## Begin

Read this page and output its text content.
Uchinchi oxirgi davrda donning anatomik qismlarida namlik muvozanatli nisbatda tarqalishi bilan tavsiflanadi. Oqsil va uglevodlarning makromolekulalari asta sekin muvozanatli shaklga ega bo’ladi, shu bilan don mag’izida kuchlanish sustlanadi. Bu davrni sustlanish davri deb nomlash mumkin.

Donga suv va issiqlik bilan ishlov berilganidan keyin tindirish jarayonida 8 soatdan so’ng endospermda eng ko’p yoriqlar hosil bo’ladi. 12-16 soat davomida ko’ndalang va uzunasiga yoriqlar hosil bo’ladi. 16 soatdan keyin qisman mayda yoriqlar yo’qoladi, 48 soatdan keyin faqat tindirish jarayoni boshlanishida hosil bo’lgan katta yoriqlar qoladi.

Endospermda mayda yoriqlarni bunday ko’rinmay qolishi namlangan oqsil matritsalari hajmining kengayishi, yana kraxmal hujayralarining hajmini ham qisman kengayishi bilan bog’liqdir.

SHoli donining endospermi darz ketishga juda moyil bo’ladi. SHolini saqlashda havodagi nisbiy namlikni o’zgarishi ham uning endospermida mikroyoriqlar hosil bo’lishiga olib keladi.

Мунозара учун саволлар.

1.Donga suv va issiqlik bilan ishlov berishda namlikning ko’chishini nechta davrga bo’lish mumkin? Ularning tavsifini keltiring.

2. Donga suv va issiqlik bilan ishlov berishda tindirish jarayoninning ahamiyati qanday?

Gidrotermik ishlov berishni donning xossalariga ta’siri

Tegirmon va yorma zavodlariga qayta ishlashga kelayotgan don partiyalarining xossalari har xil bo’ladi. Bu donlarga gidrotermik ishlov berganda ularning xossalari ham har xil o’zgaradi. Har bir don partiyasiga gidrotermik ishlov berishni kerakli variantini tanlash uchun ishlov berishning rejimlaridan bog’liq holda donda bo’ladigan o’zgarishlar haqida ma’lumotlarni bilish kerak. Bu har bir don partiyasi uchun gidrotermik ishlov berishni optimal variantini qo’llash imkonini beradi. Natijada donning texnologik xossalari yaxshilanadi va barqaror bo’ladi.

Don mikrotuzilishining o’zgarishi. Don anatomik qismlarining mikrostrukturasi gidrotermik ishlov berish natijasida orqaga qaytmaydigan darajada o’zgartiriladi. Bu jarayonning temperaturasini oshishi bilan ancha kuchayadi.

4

## End

Short task — From the data above, extract every line in its exact form.

Written reply —
Read this page and output its text content.
Uchinchi oxirgi davrda donning anatomik qismlarida namlik muvozanatli nisbatda tarqalishi bilan tavsiflanadi. Oqsil va uglevodlarning makromolekulalari asta sekin muvozanatli shaklga ega bo’ladi, shu bilan don mag’izida kuchlanish sustlanadi. Bu davrni sustlanish davri deb nomlash mumkin.

Donga suv va issiqlik bilan ishlov berilganidan keyin tindirish jarayonida 8 soatdan so’ng endospermda eng ko’p yoriqlar hosil bo’ladi. 12-16 soat davomida ko’ndalang va uzunasiga yoriqlar hosil bo’ladi. 16 soatdan keyin qisman mayda yoriqlar yo’qoladi, 48 soatdan keyin faqat tindirish jarayoni boshlanishida hosil bo’lgan katta yoriqlar qoladi.

Endospermda mayda yoriqlarni bunday ko’rinmay qolishi namlangan oqsil matritsalari hajmining kengayishi, yana kraxmal hujayralarining hajmini ham qisman kengayishi bilan bog’liqdir.

SHoli donining endospermi darz ketishga juda moyil bo’ladi. SHolini saqlashda havodagi nisbiy namlikni o’zgarishi ham uning endospermida mikroyoriqlar hosil bo’lishiga olib keladi.

Мунозара учун саволлар.

1.Donga suv va issiqlik bilan ishlov berishda namlikning ko’chishini nechta davrga bo’lish mumkin? Ularning tavsifini keltiring.

2. Donga suv va issiqlik bilan ishlov berishda tindirish jarayoninning ahamiyati qanday?

Gidrotermik ishlov berishni donning xossalariga ta’siri

Tegirmon va yorma zavodlariga qayta ishlashga kelayotgan don partiyalarining xossalari har xil bo’ladi. Bu donlarga gidrotermik ishlov berganda ularning xossalari ham har xil o’zgaradi. Har bir don partiyasiga gidrotermik ishlov berishni kerakli variantini tanlash uchun ishlov berishning rejimlaridan bog’liq holda donda bo’ladigan o’zgarishlar haqida ma’lumotlarni bilish kerak. Bu har bir don partiyasi uchun gidrotermik ishlov berishni optimal variantini qo’llash imkonini beradi. Natijada donning texnologik xossalari yaxshilanadi va barqaror bo’ladi.

Don mikrotuzilishining o’zgarishi. Don anatomik qismlarining mikrostrukturasi gidrotermik ishlov berish natijasida orqaga qaytmaydigan darajada o’zgartiriladi. Bu jarayonning temperaturasini oshishi bilan ancha kuchayadi.

4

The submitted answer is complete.